**Description of the task**
Copy out every line that contains "Expression".

··· Task input

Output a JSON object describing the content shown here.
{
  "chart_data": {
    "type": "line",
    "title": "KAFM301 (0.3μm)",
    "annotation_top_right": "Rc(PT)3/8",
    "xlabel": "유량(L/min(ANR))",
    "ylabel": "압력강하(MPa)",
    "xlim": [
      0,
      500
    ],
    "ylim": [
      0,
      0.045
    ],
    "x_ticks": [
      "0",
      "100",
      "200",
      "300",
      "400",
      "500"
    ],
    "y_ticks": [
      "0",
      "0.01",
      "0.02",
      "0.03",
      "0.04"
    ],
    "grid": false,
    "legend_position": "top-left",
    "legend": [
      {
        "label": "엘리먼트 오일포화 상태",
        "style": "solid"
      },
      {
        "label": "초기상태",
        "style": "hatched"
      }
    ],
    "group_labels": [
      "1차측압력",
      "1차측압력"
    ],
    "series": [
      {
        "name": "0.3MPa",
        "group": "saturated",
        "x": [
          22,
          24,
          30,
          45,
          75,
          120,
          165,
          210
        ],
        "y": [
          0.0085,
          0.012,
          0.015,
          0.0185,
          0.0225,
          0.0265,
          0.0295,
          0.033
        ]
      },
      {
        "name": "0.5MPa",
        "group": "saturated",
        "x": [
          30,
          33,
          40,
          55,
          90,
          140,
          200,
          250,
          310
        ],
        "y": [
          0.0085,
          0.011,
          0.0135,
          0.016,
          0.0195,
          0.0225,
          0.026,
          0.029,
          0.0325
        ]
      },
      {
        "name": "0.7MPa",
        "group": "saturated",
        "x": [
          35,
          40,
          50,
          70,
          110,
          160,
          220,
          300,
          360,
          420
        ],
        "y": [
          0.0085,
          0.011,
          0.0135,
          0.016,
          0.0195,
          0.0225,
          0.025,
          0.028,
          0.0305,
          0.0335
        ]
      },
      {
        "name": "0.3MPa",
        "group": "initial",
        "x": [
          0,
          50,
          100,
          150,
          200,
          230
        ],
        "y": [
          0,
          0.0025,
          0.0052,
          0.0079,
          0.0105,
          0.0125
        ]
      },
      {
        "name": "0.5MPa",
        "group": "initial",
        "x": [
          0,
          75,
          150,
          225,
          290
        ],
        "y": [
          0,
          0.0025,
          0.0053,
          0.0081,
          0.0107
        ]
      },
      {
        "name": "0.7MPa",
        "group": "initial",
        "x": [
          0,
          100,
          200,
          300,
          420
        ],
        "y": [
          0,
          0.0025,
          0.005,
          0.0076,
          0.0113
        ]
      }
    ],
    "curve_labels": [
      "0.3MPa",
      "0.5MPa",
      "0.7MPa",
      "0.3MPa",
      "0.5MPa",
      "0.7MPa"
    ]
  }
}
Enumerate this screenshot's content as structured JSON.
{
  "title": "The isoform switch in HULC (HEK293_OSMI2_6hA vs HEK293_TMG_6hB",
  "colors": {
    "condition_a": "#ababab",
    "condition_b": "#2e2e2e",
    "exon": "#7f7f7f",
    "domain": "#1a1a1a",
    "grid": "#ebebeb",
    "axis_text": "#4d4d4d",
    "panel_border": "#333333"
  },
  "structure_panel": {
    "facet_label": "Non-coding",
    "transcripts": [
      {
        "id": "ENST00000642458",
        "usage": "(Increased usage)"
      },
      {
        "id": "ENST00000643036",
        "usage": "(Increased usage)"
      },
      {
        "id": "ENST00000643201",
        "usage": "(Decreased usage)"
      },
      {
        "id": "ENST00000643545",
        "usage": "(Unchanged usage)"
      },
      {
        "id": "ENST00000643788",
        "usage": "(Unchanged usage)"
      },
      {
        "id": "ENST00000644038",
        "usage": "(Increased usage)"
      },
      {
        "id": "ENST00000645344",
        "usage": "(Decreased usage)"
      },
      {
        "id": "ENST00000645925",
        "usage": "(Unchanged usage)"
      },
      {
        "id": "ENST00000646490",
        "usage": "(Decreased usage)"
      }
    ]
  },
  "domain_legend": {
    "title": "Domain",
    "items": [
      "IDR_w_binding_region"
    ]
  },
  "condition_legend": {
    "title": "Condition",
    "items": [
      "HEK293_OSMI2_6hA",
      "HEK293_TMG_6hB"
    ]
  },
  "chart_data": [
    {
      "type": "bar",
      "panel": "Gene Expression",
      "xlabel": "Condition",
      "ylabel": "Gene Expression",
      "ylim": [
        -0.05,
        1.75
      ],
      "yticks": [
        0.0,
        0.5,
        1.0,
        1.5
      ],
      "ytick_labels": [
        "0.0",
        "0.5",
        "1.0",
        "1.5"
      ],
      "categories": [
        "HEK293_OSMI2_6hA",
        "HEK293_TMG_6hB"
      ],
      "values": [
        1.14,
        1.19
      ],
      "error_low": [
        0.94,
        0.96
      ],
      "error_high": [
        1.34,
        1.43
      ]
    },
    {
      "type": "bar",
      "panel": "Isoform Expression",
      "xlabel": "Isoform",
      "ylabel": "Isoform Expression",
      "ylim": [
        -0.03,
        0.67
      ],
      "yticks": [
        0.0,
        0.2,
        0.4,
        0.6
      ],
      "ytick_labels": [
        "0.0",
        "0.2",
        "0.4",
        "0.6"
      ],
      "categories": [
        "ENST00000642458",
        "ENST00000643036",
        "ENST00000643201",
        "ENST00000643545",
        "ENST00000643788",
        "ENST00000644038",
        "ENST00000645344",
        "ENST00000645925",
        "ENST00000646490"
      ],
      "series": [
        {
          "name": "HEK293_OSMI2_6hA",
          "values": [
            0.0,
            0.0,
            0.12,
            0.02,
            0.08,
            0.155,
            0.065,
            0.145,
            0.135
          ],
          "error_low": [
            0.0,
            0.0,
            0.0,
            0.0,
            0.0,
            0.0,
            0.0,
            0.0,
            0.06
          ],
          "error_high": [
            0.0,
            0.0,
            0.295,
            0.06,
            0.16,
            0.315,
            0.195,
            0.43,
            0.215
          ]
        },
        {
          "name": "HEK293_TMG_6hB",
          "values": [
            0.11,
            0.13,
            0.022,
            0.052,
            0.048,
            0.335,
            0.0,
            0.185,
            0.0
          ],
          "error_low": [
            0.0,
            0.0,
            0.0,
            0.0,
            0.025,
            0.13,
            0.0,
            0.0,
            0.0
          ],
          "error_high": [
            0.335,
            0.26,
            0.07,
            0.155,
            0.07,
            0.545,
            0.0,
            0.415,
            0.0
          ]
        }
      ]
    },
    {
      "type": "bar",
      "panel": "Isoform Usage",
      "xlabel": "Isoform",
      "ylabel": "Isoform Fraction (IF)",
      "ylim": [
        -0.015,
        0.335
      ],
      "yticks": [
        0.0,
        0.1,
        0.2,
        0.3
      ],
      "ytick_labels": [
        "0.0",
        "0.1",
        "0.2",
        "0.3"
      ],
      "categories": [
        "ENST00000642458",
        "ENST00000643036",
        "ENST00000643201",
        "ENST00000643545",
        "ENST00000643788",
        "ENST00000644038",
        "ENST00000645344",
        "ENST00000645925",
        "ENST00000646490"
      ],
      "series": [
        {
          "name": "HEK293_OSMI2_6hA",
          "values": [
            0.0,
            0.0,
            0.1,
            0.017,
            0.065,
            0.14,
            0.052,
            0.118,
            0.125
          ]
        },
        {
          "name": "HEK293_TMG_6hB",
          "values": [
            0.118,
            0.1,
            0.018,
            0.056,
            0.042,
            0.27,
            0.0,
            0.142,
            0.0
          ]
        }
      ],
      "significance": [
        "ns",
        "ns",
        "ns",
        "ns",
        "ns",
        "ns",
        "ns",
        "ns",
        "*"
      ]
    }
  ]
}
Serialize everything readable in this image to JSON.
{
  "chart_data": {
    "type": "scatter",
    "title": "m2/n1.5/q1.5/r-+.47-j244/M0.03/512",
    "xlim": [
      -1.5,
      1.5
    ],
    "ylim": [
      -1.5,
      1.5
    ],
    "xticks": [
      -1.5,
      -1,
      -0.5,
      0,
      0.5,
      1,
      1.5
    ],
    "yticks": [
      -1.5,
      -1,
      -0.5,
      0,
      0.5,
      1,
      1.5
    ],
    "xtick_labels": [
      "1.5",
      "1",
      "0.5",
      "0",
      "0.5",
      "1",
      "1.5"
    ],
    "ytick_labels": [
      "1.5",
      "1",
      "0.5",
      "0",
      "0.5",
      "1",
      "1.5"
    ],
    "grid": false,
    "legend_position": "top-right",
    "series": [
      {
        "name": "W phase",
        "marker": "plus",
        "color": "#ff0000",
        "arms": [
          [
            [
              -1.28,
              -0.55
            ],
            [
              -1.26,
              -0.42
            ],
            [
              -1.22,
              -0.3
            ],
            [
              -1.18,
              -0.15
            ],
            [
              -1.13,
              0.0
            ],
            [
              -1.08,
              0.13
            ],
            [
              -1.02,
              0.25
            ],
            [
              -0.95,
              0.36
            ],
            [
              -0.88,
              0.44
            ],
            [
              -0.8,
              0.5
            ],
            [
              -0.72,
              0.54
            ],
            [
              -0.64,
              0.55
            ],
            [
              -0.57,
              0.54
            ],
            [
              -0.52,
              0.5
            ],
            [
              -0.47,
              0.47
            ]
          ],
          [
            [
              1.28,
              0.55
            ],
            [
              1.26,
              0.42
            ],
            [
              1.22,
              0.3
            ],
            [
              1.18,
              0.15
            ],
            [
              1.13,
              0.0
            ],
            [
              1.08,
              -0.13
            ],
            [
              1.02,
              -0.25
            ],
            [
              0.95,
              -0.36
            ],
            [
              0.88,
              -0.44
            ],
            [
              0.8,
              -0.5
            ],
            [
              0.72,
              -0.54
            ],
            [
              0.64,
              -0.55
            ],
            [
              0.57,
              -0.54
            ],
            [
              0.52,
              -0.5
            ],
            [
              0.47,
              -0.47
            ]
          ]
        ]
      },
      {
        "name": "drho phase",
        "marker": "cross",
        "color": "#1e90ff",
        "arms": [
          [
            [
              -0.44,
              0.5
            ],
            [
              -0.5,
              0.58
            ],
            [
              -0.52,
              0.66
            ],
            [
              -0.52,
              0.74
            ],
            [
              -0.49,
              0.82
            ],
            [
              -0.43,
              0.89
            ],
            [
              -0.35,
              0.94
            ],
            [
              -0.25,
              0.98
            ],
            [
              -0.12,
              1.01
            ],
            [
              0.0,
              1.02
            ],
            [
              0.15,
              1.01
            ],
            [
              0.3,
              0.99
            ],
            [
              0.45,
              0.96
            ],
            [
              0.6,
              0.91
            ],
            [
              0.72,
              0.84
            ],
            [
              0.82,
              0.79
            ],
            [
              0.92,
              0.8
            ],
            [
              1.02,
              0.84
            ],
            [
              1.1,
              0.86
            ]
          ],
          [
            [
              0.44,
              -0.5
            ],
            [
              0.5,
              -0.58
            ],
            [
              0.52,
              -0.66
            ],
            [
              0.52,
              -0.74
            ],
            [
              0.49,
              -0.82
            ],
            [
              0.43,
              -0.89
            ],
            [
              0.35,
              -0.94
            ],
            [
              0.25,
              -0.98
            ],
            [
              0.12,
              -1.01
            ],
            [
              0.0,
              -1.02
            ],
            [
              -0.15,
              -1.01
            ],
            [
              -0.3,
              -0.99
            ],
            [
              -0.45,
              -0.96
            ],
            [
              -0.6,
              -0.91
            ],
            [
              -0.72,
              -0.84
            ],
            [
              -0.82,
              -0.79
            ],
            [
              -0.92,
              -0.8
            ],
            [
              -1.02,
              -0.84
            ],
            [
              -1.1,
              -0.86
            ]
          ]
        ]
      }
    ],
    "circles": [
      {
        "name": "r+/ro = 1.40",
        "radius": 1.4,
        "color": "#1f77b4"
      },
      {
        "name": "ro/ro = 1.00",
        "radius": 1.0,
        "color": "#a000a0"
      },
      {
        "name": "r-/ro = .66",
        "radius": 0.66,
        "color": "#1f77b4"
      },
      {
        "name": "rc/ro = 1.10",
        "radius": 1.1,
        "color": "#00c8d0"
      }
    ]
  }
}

······

**Task output**
      "panel": "Gene Expression",
      "ylabel": "Gene Expression",
      "panel": "Isoform Expression",
      "ylabel": "Isoform Expression",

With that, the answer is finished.